Reading text
— start —

SR Labels and vertex matches are given equal importance

* Problem is even if the vertices didn't match, the SRL labels would cause them to have a high similarity.
* Consider "boy - said" and "chocolate - melted" - these edges have NOMATCH for vertices, but both edges have the same label "SBJ" and would get an EXACT match, 
* resulting in an avg of 3! This cant be right!
* We therefore use the labels to only decrease the match value found from vertices, i.e., if the labels were different.
* Match value will be left as is, if the labels were the same.

# File 'lib/automated_metareview/degree_of_relevance.rb', line 547

def compare_labels(edge1, edge2)
  result = EQUAL
  if(!edge1.label.nil? and !edge2.label .nil?)
    if(edge1.label.downcase == edge2.label.downcase)
      result = EQUAL #divide by 1
    else
      result = DISTINCT #divide by 2
    end
  elsif((!edge1.label.nil? and !edge2.label.nil?) or (edge1.label.nil? and !edge2.label.nil? )) #if only one of the labels was null
      result = DISTINCT
  elsif(edge1.label.nil? and edge2.label.nil?) #if both labels were null!

— end —

Element boundary records:
— start —

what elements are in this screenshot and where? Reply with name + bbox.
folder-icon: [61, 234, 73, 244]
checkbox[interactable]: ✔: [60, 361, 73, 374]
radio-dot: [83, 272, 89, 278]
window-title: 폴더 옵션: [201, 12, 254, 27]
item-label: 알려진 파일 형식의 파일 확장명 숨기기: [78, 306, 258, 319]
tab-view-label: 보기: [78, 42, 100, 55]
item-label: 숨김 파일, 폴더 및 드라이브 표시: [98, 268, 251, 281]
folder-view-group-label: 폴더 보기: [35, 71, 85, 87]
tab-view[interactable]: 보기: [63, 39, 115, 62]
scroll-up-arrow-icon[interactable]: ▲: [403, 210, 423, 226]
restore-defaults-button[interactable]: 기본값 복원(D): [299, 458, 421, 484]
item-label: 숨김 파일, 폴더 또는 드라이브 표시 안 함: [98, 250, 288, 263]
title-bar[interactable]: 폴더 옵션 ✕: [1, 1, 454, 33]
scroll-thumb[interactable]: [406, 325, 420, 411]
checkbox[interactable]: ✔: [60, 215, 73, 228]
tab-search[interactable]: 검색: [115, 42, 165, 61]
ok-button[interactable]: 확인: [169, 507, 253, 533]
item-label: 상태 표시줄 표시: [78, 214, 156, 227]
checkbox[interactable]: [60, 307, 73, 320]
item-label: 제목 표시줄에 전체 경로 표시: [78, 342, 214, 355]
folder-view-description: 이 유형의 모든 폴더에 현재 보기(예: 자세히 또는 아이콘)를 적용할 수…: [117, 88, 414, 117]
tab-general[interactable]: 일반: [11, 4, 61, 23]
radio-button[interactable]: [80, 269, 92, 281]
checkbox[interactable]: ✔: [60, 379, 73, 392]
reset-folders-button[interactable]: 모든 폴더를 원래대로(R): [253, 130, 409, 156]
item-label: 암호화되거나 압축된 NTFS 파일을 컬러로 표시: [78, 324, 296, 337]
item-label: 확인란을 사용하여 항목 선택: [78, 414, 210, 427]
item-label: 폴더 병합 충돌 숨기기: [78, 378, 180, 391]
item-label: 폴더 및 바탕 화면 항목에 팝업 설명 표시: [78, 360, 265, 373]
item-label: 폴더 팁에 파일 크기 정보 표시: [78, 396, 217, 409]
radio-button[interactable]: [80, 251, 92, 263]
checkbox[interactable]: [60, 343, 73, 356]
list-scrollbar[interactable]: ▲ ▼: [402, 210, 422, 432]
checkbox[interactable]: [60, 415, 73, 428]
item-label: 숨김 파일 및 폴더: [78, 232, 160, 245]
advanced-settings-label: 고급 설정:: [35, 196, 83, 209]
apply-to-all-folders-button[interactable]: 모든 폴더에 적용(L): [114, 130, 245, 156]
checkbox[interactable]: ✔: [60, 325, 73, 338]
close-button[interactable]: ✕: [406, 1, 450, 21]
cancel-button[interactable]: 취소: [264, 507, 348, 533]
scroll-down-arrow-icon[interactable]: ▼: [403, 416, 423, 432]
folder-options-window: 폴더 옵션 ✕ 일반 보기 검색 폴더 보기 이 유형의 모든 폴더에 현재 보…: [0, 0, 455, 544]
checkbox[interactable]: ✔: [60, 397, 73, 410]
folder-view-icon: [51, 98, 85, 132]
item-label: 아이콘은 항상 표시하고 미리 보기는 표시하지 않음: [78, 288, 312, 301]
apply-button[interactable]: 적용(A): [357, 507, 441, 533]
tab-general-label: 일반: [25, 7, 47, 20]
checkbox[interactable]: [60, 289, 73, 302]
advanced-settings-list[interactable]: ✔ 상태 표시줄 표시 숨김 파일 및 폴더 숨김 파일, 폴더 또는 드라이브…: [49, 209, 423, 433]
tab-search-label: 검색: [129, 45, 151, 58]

— end —

Set tasks
a. Return the passage on SR label matching from "# File 'lib/automated_metareview/degree_of_relevance.rb', line" to "if(edge1.label.downcase == edge2.label.downcase)", copying it word for word.
b. According to the passage on SR label matching, in which file and at which line does the compare_labels method appear?
c. Extend the passage on SR label matching, starting right after its final line.

Solved tasks
a.
# File 'lib/automated_metareview/degree_of_relevance.rb', line 547

def compare_labels(edge1, edge2)
  result = EQUAL
  if(!edge1.label.nil? and !edge2.label .nil?)
    if(edge1.label.downcase == edge2.label.downcase)

b. lib/automated_metareview/degree_of_relevance.rb, line 547

c.
      result = EQUAL
  end  
  return result
end

#compare_SVO_diff_syntax(rev, subm, num_rev_edg, num_sub_edg) ⇒ Object

——————————————#——————————————

# File 'lib/automated_metareview/degree_of_relevance.rb', line 472

def compare_SVO_diff_syntax(rev, subm, num_rev_edg, num_sub_edg)
  # puts("***********Inside compare SVO edges with syntax difference numRevEdg:: #{num_rev_edg} numSubEdg:: #{num_sub_edg}")
  best_SVO_OVS_edges_match = Array.new(num_rev_edg){ Array.new}
  cum_double_edge_match = 0.0
  count = 0
  max = 0.0
  flag = 0
  wnet = WordnetBasedSimilarity.new  
  for i in (0..num_rev_edg - 1) 
    if(!rev[i].nil? and !rev[i+1].nil? and rev[i].in_vertex.node_id != -1 and rev[i].out_vertex.node_id != -1 and 
      rev[i+1].out_vertex.node_id != -1 and rev[i].out_vertex == rev[i+1].in_vertex)
      #skipping edges with frequent words for vertices
      if(wnet.is_frequent_word(rev[i].in_vertex.name) and wnet.is_frequent_word(rev[i].out_vertex.name) and wnet.is_frequent_word(rev[i+1].out_vertex.name))
        next
      end
        
      for j in (0..num_sub_edg - 1)
        if(!subm[j].nil? and !subm[j+1].nil? and subm[j].in_vertex.node_id != -1 and subm[j].out_vertex.node_id != -1 and subm[j+1].out_vertex.node_id != -1 and subm[j].out_vertex == subm[j+1].in_vertex)
          #making sure the types are the same during comparison
          if(rev[i].in_vertex.type == subm[j+1].out_vertex.type and rev[i].out_vertex.type == subm[j].out_vertex.type and 
            rev[i+1].out_vertex.type == subm[j].in_vertex.type)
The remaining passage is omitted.